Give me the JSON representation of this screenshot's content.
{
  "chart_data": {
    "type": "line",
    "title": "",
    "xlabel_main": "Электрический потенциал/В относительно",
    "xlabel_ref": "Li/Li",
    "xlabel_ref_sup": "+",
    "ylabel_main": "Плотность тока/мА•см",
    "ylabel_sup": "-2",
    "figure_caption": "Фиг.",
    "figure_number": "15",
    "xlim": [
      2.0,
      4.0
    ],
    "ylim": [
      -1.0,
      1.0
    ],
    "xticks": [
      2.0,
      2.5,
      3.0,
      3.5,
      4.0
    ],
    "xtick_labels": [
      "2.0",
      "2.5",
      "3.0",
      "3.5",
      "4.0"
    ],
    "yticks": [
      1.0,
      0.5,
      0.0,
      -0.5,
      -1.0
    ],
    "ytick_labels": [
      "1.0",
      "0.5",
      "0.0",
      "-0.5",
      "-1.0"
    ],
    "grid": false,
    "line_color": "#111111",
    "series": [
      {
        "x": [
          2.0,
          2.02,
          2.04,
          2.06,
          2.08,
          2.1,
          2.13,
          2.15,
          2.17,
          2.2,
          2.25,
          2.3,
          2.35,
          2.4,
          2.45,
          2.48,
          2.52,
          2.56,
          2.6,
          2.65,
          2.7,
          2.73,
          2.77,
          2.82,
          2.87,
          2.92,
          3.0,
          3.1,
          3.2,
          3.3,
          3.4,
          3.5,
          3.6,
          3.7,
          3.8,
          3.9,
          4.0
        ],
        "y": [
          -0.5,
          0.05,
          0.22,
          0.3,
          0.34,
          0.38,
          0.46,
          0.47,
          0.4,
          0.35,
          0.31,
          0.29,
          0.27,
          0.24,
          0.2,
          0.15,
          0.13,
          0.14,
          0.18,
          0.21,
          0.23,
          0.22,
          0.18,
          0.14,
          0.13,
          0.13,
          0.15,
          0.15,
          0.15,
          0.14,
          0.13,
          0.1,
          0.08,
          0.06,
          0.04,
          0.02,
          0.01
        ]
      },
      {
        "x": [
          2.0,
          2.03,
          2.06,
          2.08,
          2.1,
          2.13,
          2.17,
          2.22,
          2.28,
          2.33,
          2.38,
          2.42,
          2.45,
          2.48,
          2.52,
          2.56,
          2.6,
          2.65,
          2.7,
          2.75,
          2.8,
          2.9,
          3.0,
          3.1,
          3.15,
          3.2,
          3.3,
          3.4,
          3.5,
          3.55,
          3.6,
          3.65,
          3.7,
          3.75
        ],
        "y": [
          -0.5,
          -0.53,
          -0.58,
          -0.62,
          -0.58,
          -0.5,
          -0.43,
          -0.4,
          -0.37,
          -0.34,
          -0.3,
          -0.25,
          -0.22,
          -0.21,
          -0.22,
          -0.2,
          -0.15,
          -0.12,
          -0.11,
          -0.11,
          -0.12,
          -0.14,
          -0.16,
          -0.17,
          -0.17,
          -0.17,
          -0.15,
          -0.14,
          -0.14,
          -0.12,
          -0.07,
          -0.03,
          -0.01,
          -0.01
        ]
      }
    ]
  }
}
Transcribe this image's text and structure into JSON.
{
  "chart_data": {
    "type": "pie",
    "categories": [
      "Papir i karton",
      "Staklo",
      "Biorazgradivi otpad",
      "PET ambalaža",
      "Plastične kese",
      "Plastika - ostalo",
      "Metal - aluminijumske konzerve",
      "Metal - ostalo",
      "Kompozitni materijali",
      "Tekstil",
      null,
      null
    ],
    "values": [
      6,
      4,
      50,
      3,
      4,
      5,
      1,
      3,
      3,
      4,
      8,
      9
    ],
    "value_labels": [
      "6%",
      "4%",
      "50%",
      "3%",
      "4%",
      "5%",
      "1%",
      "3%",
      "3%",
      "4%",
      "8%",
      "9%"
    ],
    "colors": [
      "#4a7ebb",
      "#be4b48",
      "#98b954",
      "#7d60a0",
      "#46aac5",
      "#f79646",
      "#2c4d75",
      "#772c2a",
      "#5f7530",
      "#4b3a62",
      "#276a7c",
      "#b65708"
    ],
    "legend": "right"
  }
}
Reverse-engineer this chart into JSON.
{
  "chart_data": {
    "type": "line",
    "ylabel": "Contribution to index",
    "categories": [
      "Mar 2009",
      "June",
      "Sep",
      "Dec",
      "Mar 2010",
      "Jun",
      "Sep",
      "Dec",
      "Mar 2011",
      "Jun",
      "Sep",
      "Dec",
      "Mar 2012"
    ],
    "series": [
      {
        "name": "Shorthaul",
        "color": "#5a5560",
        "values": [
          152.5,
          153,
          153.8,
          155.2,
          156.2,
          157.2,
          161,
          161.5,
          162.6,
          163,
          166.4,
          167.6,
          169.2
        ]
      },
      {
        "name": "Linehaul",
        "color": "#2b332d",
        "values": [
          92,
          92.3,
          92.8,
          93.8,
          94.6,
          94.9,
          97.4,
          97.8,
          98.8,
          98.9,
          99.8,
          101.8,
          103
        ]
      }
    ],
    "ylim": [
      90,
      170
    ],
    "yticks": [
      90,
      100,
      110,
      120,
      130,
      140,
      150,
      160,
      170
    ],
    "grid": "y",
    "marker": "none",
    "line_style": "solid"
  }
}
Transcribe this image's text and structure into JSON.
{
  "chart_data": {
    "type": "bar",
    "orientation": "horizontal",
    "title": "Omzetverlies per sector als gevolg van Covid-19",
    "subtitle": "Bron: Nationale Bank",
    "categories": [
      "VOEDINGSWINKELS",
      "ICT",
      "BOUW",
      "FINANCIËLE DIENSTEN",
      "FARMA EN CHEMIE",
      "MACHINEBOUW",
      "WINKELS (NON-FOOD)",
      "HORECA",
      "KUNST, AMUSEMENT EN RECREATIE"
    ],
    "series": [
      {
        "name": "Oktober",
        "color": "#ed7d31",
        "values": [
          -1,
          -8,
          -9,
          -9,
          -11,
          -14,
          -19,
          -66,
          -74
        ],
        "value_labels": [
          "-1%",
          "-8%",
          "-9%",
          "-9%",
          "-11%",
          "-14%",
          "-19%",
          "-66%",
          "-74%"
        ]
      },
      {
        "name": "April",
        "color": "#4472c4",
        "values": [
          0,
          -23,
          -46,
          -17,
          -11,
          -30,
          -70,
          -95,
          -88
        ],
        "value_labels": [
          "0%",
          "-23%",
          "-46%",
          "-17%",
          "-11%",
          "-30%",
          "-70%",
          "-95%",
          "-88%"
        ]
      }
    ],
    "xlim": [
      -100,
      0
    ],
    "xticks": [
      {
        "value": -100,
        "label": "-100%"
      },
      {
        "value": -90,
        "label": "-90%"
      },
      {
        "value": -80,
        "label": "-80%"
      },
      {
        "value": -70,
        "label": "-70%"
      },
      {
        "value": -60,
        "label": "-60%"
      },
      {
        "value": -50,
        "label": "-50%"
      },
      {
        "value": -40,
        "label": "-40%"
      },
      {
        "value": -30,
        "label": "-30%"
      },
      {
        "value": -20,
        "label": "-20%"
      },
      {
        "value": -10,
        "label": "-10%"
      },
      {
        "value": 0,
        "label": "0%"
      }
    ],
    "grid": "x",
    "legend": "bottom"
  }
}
----
## Stated exercise:
Each line of the listing should be copied exactly.

## Correct response:
Give me the JSON representation of this screenshot's content.
{
  "chart_data": {
    "type": "line",
    "title": "",
    "xlabel_main": "Электрический потенциал/В относительно",
    "xlabel_ref": "Li/Li",
    "xlabel_ref_sup": "+",
    "ylabel_main": "Плотность тока/мА•см",
    "ylabel_sup": "-2",
    "figure_caption": "Фиг.",
    "figure_number": "15",
    "xlim": [
      2.0,
      4.0
    ],
    "ylim": [
      -1.0,
      1.0
    ],
    "xticks": [
      2.0,
      2.5,
      3.0,
      3.5,
      4.0
    ],
    "xtick_labels": [
      "2.0",
      "2.5",
      "3.0",
      "3.5",
      "4.0"
    ],
    "yticks": [
      1.0,
      0.5,
      0.0,
      -0.5,
      -1.0
    ],
    "ytick_labels": [
      "1.0",
      "0.5",
      "0.0",
      "-0.5",
      "-1.0"
    ],
    "grid": false,
    "line_color": "#111111",
    "series": [
      {
        "x": [
          2.0,
          2.02,
          2.04,
          2.06,
          2.08,
          2.1,
          2.13,
          2.15,
          2.17,
          2.2,
          2.25,
          2.3,
          2.35,
          2.4,
          2.45,
          2.48,
          2.52,
          2.56,
          2.6,
          2.65,
          2.7,
          2.73,
          2.77,
          2.82,
          2.87,
          2.92,
          3.0,
          3.1,
          3.2,
          3.3,
          3.4,
          3.5,
          3.6,
          3.7,
          3.8,
          3.9,
          4.0
        ],
        "y": [
          -0.5,
          0.05,
          0.22,
          0.3,
          0.34,
          0.38,
          0.46,
          0.47,
          0.4,
          0.35,
          0.31,
          0.29,
          0.27,
          0.24,
          0.2,
          0.15,
          0.13,
          0.14,
          0.18,
          0.21,
          0.23,
          0.22,
          0.18,
          0.14,
          0.13,
          0.13,
          0.15,
          0.15,
          0.15,
          0.14,
          0.13,
          0.1,
          0.08,
          0.06,
          0.04,
          0.02,
          0.01
        ]
      },
      {
        "x": [
          2.0,
          2.03,
          2.06,
          2.08,
          2.1,
          2.13,
          2.17,
          2.22,
          2.28,
          2.33,
          2.38,
          2.42,
          2.45,
          2.48,
          2.52,
          2.56,
          2.6,
          2.65,
          2.7,
          2.75,
          2.8,
          2.9,
          3.0,
          3.1,
          3.15,
          3.2,
          3.3,
          3.4,
          3.5,
          3.55,
          3.6,
          3.65,
          3.7,
          3.75
        ],
        "y": [
          -0.5,
          -0.53,
          -0.58,
          -0.62,
          -0.58,
          -0.5,
          -0.43,
          -0.4,
          -0.37,
          -0.34,
          -0.3,
          -0.25,
          -0.22,
          -0.21,
          -0.22,
          -0.2,
          -0.15,
          -0.12,
          -0.11,
          -0.11,
          -0.12,
          -0.14,
          -0.16,
          -0.17,
          -0.17,
          -0.17,
          -0.15,
          -0.14,
          -0.14,
          -0.12,
          -0.07,
          -0.03,
          -0.01,
          -0.01
        ]
      }
    ]
  }
}
Transcribe this image's text and structure into JSON.
{
  "chart_data": {
    "type": "pie",
    "categories": [
      "Papir i karton",
      "Staklo",
      "Biorazgradivi otpad",
      "PET ambalaža",
      "Plastične kese",
      "Plastika - ostalo",
      "Metal - aluminijumske konzerve",
      "Metal - ostalo",
      "Kompozitni materijali",
      "Tekstil",
      null,
      null
    ],
    "values": [
      6,
      4,
      50,
      3,
      4,
      5,
      1,
      3,
      3,
      4,
      8,
      9
    ],
    "value_labels": [
      "6%",
      "4%",
      "50%",
      "3%",
      "4%",
      "5%",
      "1%",
      "3%",
      "3%",
      "4%",
      "8%",
      "9%"
    ],
    "colors": [
      "#4a7ebb",
      "#be4b48",
      "#98b954",
      "#7d60a0",
      "#46aac5",
      "#f79646",
      "#2c4d75",
      "#772c2a",
      "#5f7530",
      "#4b3a62",
      "#276a7c",
      "#b65708"
    ],
    "legend": "right"
  }
}
Reverse-engineer this chart into JSON.
{
  "chart_data": {
    "type": "line",
    "ylabel": "Contribution to index",
    "categories": [
      "Mar 2009",
      "June",
      "Sep",
      "Dec",
      "Mar 2010",
      "Jun",
      "Sep",
      "Dec",
      "Mar 2011",
      "Jun",
      "Sep",
      "Dec",
      "Mar 2012"
    ],
    "series": [
      {
        "name": "Shorthaul",
        "color": "#5a5560",
        "values": [
          152.5,
          153,
          153.8,
          155.2,
          156.2,
          157.2,
          161,
          161.5,
          162.6,
          163,
          166.4,
          167.6,
          169.2
        ]
      },
      {
        "name": "Linehaul",
        "color": "#2b332d",
        "values": [
          92,
          92.3,
          92.8,
          93.8,
          94.6,
          94.9,
          97.4,
          97.8,
          98.8,
          98.9,
          99.8,
          101.8,
          103
        ]
      }
    ],
    "ylim": [
      90,
      170
    ],
    "yticks": [
      90,
      100,
      110,
      120,
      130,
      140,
      150,
      160,
      170
    ],
    "grid": "y",
    "marker": "none",
    "line_style": "solid"
  }
}
Transcribe this image's text and structure into JSON.
{
  "chart_data": {
    "type": "bar",
    "orientation": "horizontal",
    "title": "Omzetverlies per sector als gevolg van Covid-19",
    "subtitle": "Bron: Nationale Bank",
    "categories": [
      "VOEDINGSWINKELS",
      "ICT",
      "BOUW",
      "FINANCIËLE DIENSTEN",
      "FARMA EN CHEMIE",
      "MACHINEBOUW",
      "WINKELS (NON-FOOD)",
      "HORECA",
      "KUNST, AMUSEMENT EN RECREATIE"
    ],
    "series": [
      {
        "name": "Oktober",
        "color": "#ed7d31",
        "values": [
          -1,
          -8,
          -9,
          -9,
          -11,
          -14,
          -19,
          -66,
          -74
        ],
        "value_labels": [
          "-1%",
          "-8%",
          "-9%",
          "-9%",
          "-11%",
          "-14%",
          "-19%",
          "-66%",
          "-74%"
        ]
      },
      {
        "name": "April",
        "color": "#4472c4",
        "values": [
          0,
          -23,
          -46,
          -17,
          -11,
          -30,
          -70,
          -95,
          -88
        ],
        "value_labels": [
          "0%",
          "-23%",
          "-46%",
          "-17%",
          "-11%",
          "-30%",
          "-70%",
          "-95%",
          "-88%"
        ]
      }
    ],
    "xlim": [
      -100,
      0
    ],
    "xticks": [
      {
        "value": -100,
        "label": "-100%"
      },
      {
        "value": -90,
        "label": "-90%"
      },
      {
        "value": -80,
        "label": "-80%"
      },
      {
        "value": -70,
        "label": "-70%"
      },
      {
        "value": -60,
        "label": "-60%"
      },
      {
        "value": -50,
        "label": "-50%"
      },
      {
        "value": -40,
        "label": "-40%"
      },
      {
        "value": -30,
        "label": "-30%"
      },
      {
        "value": -20,
        "label": "-20%"
      },
      {
        "value": -10,
        "label": "-10%"
      },
      {
        "value": 0,
        "label": "0%"
      }
    ],
    "grid": "x",
    "legend": "bottom"
  }
}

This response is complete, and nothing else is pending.